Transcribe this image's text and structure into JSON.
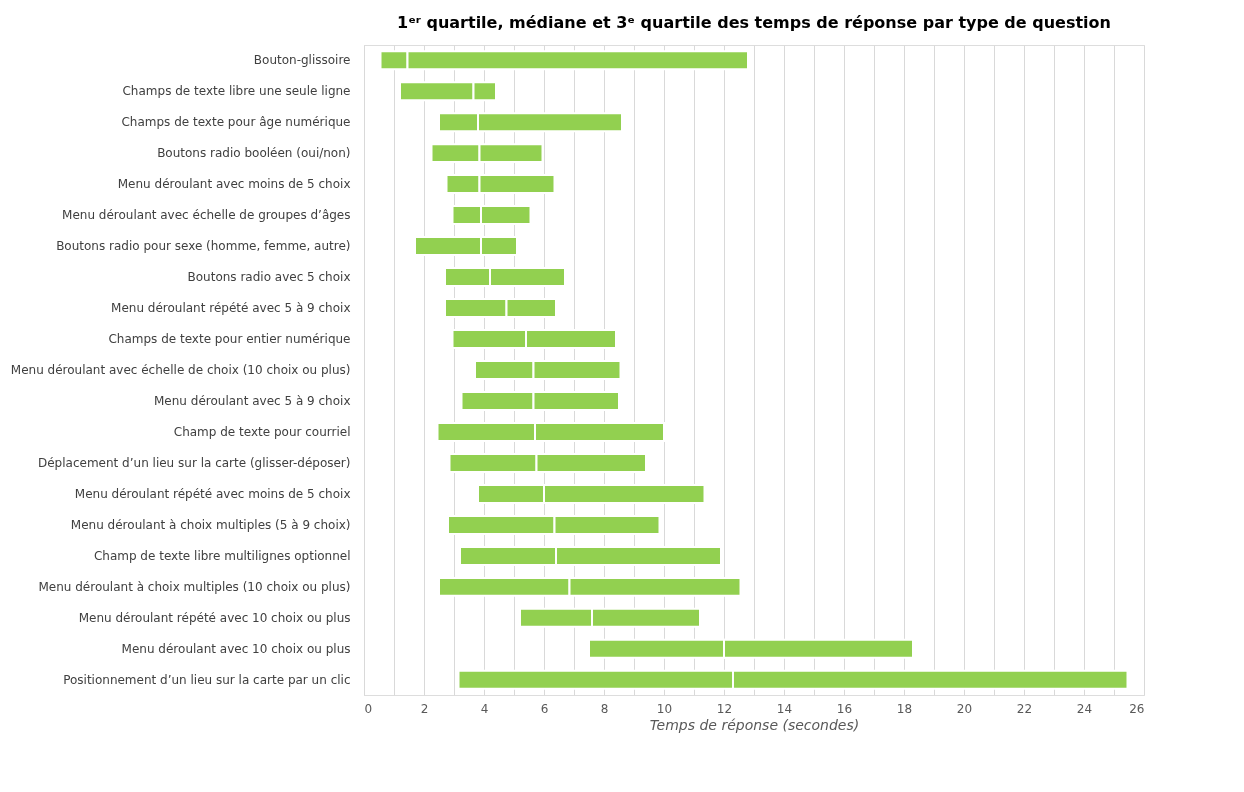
{
  "chart_data": {
    "type": "bar",
    "orientation": "horizontal",
    "title": "1ᵉʳ quartile, médiane et 3ᵉ quartile des temps de réponse par type de question",
    "xlabel": "Temps de réponse (secondes)",
    "categories": [
      "Bouton-glissoire",
      "Champs de texte libre une seule ligne",
      "Champs de texte pour âge numérique",
      "Boutons radio booléen (oui/non)",
      "Menu déroulant avec moins de 5 choix",
      "Menu déroulant avec échelle de groupes d’âges",
      "Boutons radio pour sexe (homme, femme, autre)",
      "Boutons radio avec 5 choix",
      "Menu déroulant répété avec 5 à 9 choix",
      "Champs de texte pour entier numérique",
      "Menu déroulant avec échelle de choix (10 choix ou plus)",
      "Menu déroulant avec 5 à 9 choix",
      "Champ de texte pour courriel",
      "Déplacement d’un lieu sur la carte (glisser-déposer)",
      "Menu déroulant répété avec moins de 5 choix",
      "Menu déroulant à choix multiples (5 à 9 choix)",
      "Champ de texte libre multilignes optionnel",
      "Menu déroulant à choix multiples (10 choix ou plus)",
      "Menu déroulant répété avec 10 choix ou plus",
      "Menu déroulant avec 10 choix ou plus",
      "Positionnement d’un lieu sur la carte par un clic"
    ],
    "series": [
      {
        "color": "#92d050",
        "base": [
          0.55,
          1.2,
          2.5,
          2.25,
          2.75,
          2.95,
          1.7,
          2.7,
          2.7,
          2.95,
          3.7,
          3.25,
          2.45,
          2.85,
          3.8,
          2.8,
          3.2,
          2.5,
          5.2,
          7.5,
          3.15
        ],
        "values": [
          0.9,
          2.45,
          1.3,
          1.6,
          1.1,
          0.95,
          2.2,
          1.5,
          2.05,
          2.45,
          1.95,
          2.4,
          3.25,
          2.9,
          2.2,
          3.55,
          3.2,
          4.35,
          2.4,
          4.5,
          9.15
        ]
      },
      {
        "color": "#92d050",
        "base": [
          1.45,
          3.65,
          3.8,
          3.85,
          3.85,
          3.9,
          3.9,
          4.2,
          4.75,
          5.4,
          5.65,
          5.65,
          5.7,
          5.75,
          6.0,
          6.35,
          6.4,
          6.85,
          7.6,
          12.0,
          12.3
        ],
        "values": [
          11.35,
          0.75,
          4.8,
          2.1,
          2.5,
          1.65,
          1.2,
          2.5,
          1.65,
          3.0,
          2.9,
          2.85,
          4.3,
          3.65,
          5.35,
          3.5,
          5.5,
          5.7,
          3.6,
          6.3,
          13.15
        ]
      }
    ],
    "xlim": [
      0,
      26
    ],
    "xticks": [
      0,
      {
        "value": 1,
        "label": null
      },
      2,
      {
        "value": 3,
        "label": null
      },
      4,
      {
        "value": 5,
        "label": null
      },
      6,
      {
        "value": 7,
        "label": null
      },
      8,
      {
        "value": 9,
        "label": null
      },
      10,
      {
        "value": 11,
        "label": null
      },
      12,
      {
        "value": 13,
        "label": null
      },
      14,
      {
        "value": 15,
        "label": null
      },
      16,
      {
        "value": 17,
        "label": null
      },
      18,
      {
        "value": 19,
        "label": null
      },
      20,
      {
        "value": 21,
        "label": null
      },
      22,
      {
        "value": 23,
        "label": null
      },
      24,
      {
        "value": 25,
        "label": null
      },
      26
    ],
    "grid": "x",
    "legend": false
  }
}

*STATED GOAL*. Copy the records above exactly. The pictures are not part of the copy.

*SOLUTION TO THE PROBLEM*.
Transcribe this image's text and structure into JSON.
{
  "chart_data": {
    "type": "bar",
    "orientation": "horizontal",
    "title": "1ᵉʳ quartile, médiane et 3ᵉ quartile des temps de réponse par type de question",
    "xlabel": "Temps de réponse (secondes)",
    "categories": [
      "Bouton-glissoire",
      "Champs de texte libre une seule ligne",
      "Champs de texte pour âge numérique",
      "Boutons radio booléen (oui/non)",
      "Menu déroulant avec moins de 5 choix",
      "Menu déroulant avec échelle de groupes d’âges",
      "Boutons radio pour sexe (homme, femme, autre)",
      "Boutons radio avec 5 choix",
      "Menu déroulant répété avec 5 à 9 choix",
      "Champs de texte pour entier numérique",
      "Menu déroulant avec échelle de choix (10 choix ou plus)",
      "Menu déroulant avec 5 à 9 choix",
      "Champ de texte pour courriel",
      "Déplacement d’un lieu sur la carte (glisser-déposer)",
      "Menu déroulant répété avec moins de 5 choix",
      "Menu déroulant à choix multiples (5 à 9 choix)",
      "Champ de texte libre multilignes optionnel",
      "Menu déroulant à choix multiples (10 choix ou plus)",
      "Menu déroulant répété avec 10 choix ou plus",
      "Menu déroulant avec 10 choix ou plus",
      "Positionnement d’un lieu sur la carte par un clic"
    ],
    "series": [
      {
        "color": "#92d050",
        "base": [
          0.55,
          1.2,
          2.5,
          2.25,
          2.75,
          2.95,
          1.7,
          2.7,
          2.7,
          2.95,
          3.7,
          3.25,
          2.45,
          2.85,
          3.8,
          2.8,
          3.2,
          2.5,
          5.2,
          7.5,
          3.15
        ],
        "values": [
          0.9,
          2.45,
          1.3,
          1.6,
          1.1,
          0.95,
          2.2,
          1.5,
          2.05,
          2.45,
          1.95,
          2.4,
          3.25,
          2.9,
          2.2,
          3.55,
          3.2,
          4.35,
          2.4,
          4.5,
          9.15
        ]
      },
      {
        "color": "#92d050",
        "base": [
          1.45,
          3.65,
          3.8,
          3.85,
          3.85,
          3.9,
          3.9,
          4.2,
          4.75,
          5.4,
          5.65,
          5.65,
          5.7,
          5.75,
          6.0,
          6.35,
          6.4,
          6.85,
          7.6,
          12.0,
          12.3
        ],
        "values": [
          11.35,
          0.75,
          4.8,
          2.1,
          2.5,
          1.65,
          1.2,
          2.5,
          1.65,
          3.0,
          2.9,
          2.85,
          4.3,
          3.65,
          5.35,
          3.5,
          5.5,
          5.7,
          3.6,
          6.3,
          13.15
        ]
      }
    ],
    "xlim": [
      0,
      26
    ],
    "xticks": [
      0,
      {
        "value": 1,
        "label": null
      },
      2,
      {
        "value": 3,
        "label": null
      },
      4,
      {
        "value": 5,
        "label": null
      },
      6,
      {
        "value": 7,
        "label": null
      },
      8,
      {
        "value": 9,
        "label": null
      },
      10,
      {
        "value": 11,
        "label": null
      },
      12,
      {
        "value": 13,
        "label": null
      },
      14,
      {
        "value": 15,
        "label": null
      },
      16,
      {
        "value": 17,
        "label": null
      },
      18,
      {
        "value": 19,
        "label": null
      },
      20,
      {
        "value": 21,
        "label": null
      },
      22,
      {
        "value": 23,
        "label": null
      },
      24,
      {
        "value": 25,
        "label": null
      },
      26
    ],
    "grid": "x",
    "legend": false
  }
}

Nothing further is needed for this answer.